__Aim__: Read the lines that follow and pick out every one containing the word "deti".

__Data section__:
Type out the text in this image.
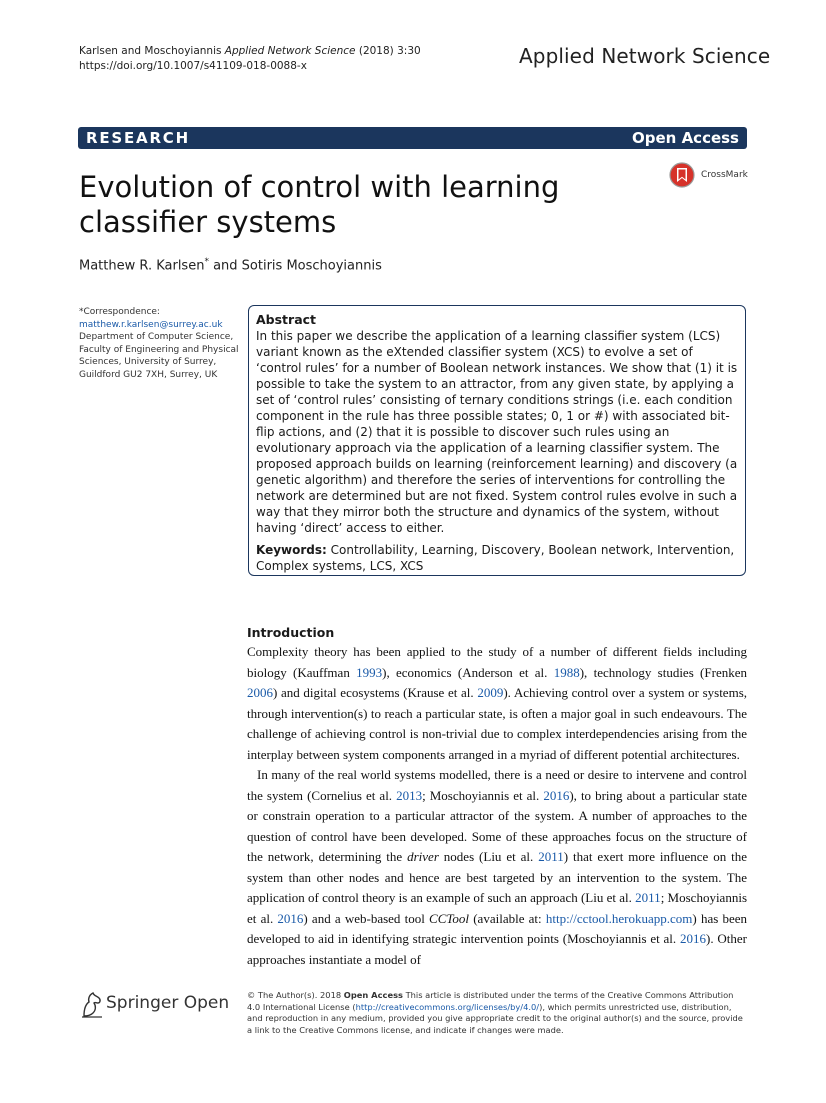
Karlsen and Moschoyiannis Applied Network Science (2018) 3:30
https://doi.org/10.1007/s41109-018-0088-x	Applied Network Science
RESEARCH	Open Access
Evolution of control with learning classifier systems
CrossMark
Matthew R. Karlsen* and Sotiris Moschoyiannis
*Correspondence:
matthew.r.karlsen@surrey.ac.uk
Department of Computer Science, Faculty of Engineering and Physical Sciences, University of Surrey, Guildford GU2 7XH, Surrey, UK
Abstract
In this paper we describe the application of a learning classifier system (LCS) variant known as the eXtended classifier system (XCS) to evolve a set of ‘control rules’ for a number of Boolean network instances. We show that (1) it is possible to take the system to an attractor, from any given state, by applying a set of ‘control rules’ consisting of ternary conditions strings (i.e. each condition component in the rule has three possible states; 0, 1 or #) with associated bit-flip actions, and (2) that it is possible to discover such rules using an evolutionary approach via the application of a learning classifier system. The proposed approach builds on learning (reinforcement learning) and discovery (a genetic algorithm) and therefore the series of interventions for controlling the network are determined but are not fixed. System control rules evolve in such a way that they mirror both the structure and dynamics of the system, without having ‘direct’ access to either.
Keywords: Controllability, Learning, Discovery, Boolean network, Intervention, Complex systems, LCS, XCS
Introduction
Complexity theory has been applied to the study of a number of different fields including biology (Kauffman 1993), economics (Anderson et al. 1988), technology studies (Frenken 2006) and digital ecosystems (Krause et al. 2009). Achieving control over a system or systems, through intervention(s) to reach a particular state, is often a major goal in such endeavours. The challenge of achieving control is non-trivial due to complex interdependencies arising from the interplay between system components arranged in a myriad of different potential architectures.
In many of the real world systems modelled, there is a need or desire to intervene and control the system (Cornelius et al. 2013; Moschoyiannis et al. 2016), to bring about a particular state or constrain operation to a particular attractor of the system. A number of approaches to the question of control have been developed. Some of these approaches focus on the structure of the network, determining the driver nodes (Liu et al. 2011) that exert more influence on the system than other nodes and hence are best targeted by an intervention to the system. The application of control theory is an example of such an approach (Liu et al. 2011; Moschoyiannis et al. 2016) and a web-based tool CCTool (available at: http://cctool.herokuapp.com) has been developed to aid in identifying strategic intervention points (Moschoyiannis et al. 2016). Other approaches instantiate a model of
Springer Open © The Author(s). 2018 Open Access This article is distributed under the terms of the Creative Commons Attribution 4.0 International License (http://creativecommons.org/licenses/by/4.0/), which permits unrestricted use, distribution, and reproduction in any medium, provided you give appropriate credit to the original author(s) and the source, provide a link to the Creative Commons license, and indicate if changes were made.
---
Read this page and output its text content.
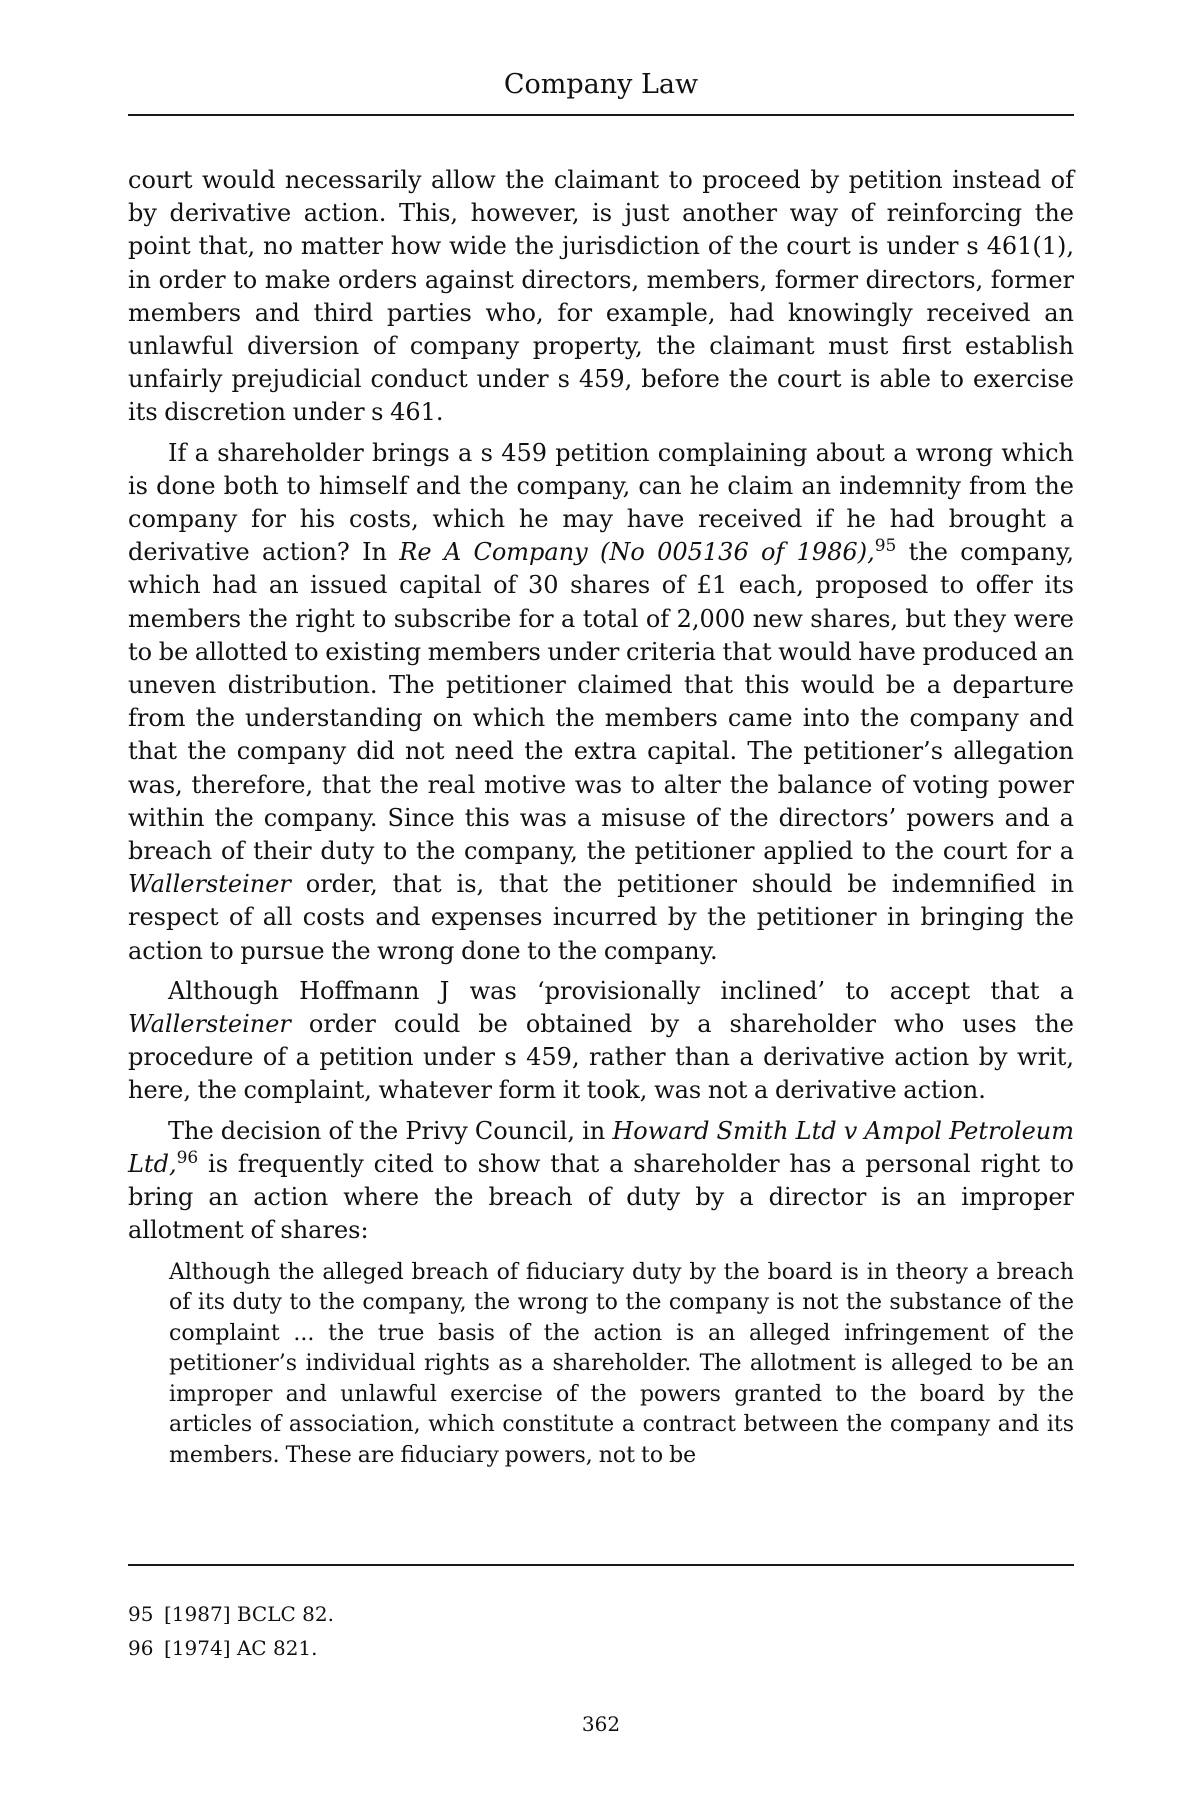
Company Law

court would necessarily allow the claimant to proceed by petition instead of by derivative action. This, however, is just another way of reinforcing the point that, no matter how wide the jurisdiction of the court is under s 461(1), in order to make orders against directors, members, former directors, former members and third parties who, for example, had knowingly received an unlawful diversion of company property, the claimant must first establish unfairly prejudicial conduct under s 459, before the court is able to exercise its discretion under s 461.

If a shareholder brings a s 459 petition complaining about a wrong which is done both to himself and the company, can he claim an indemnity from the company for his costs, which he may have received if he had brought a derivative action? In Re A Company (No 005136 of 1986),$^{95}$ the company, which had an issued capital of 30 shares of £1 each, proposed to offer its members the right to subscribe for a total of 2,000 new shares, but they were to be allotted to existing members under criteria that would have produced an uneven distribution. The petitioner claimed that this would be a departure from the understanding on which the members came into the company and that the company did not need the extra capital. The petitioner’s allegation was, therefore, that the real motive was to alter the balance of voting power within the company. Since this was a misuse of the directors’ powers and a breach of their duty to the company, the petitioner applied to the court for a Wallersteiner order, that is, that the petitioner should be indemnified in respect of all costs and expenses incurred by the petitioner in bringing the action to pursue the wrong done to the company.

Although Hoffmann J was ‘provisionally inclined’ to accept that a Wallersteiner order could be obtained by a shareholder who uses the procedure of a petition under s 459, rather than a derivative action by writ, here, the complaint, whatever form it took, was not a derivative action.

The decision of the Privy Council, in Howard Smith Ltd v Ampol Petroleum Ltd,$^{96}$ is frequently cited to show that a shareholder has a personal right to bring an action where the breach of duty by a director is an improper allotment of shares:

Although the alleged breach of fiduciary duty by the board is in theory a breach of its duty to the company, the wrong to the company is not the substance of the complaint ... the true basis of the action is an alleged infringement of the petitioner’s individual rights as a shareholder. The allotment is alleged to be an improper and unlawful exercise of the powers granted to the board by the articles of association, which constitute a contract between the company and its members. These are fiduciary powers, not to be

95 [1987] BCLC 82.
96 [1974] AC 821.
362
==
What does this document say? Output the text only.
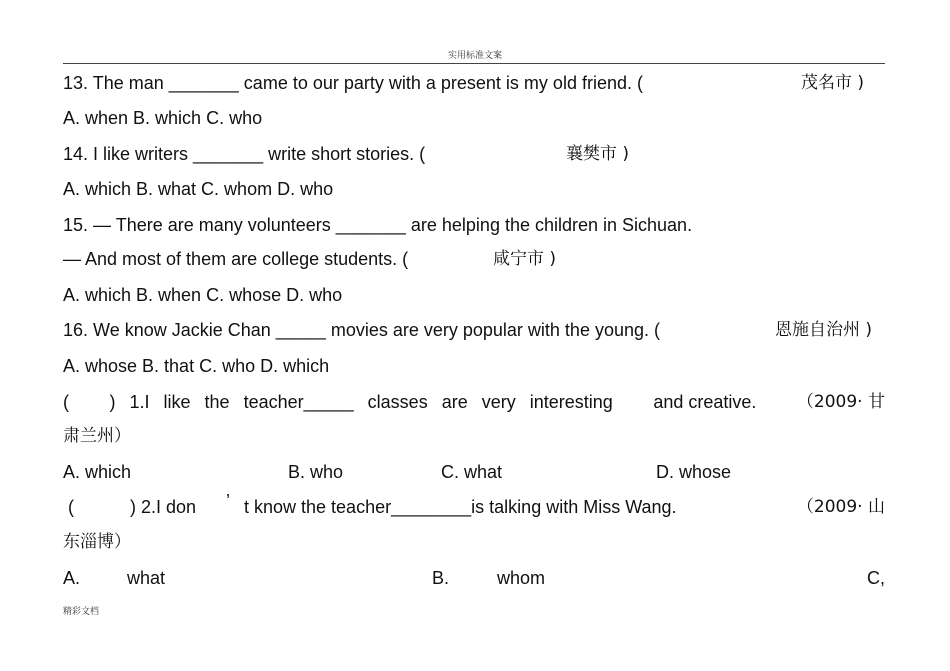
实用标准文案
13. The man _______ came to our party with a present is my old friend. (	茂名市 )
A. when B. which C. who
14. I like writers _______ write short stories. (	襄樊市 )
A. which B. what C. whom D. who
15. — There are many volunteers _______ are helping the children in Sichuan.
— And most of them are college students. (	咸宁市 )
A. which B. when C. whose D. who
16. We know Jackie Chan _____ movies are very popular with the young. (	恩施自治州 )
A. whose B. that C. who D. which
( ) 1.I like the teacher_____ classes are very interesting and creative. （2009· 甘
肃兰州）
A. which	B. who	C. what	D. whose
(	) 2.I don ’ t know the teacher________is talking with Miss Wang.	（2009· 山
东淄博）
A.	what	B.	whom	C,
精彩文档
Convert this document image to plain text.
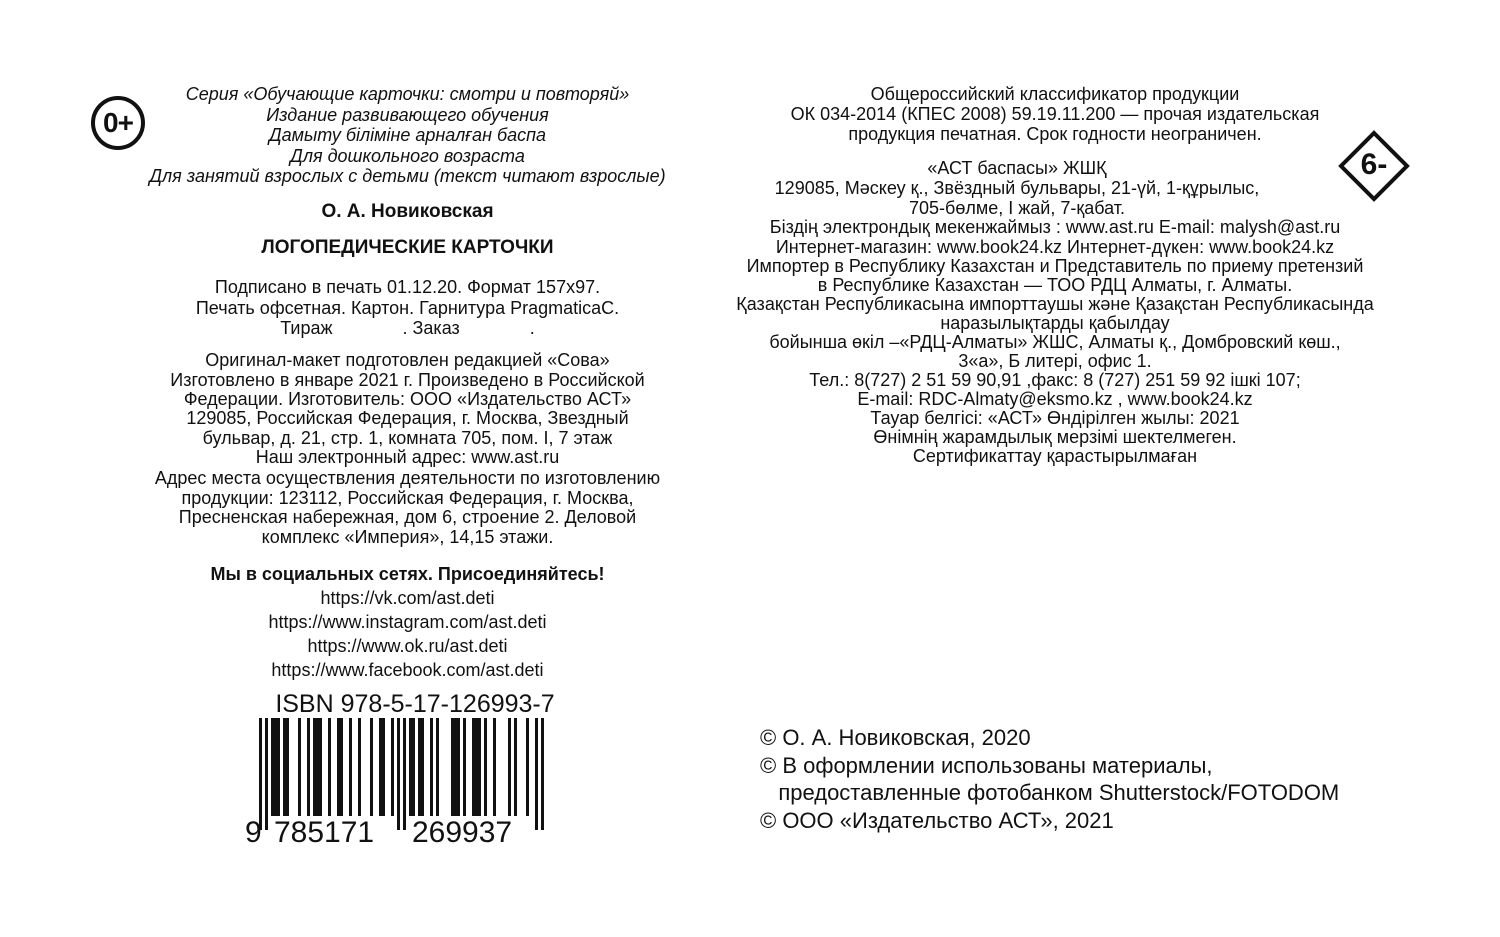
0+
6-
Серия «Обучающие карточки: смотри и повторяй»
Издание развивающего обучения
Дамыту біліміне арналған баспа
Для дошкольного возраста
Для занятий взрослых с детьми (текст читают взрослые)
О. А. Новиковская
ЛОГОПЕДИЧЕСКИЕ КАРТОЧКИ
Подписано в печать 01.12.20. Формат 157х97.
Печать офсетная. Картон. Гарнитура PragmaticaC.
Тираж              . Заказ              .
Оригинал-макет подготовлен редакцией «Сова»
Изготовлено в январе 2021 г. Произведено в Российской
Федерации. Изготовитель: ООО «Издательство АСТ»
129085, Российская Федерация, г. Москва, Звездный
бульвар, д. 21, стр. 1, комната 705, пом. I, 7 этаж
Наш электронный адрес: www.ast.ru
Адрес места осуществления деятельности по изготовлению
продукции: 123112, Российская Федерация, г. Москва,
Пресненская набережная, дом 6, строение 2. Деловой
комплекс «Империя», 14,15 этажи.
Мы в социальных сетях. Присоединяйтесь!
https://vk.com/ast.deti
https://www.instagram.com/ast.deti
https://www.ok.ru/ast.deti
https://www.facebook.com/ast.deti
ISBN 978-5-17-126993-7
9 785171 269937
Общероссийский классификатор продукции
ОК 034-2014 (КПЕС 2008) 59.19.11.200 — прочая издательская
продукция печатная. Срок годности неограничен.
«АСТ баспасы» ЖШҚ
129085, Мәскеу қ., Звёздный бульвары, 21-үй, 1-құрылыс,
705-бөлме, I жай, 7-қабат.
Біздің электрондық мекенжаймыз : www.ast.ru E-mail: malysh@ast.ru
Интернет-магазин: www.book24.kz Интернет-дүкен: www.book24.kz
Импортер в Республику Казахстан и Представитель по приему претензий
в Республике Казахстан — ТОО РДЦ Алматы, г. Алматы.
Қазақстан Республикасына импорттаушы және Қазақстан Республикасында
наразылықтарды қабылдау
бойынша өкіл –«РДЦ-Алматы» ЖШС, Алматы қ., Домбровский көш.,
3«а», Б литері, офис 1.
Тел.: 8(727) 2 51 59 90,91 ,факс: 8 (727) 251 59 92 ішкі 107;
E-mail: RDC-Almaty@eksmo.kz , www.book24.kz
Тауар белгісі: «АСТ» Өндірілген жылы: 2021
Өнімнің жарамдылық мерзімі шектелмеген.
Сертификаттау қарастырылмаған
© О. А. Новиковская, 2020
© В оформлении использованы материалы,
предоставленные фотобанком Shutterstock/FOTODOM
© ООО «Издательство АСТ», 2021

__Full answer__:
https://vk.com/ast.deti
https://www.instagram.com/ast.deti
https://www.ok.ru/ast.deti
https://www.facebook.com/ast.deti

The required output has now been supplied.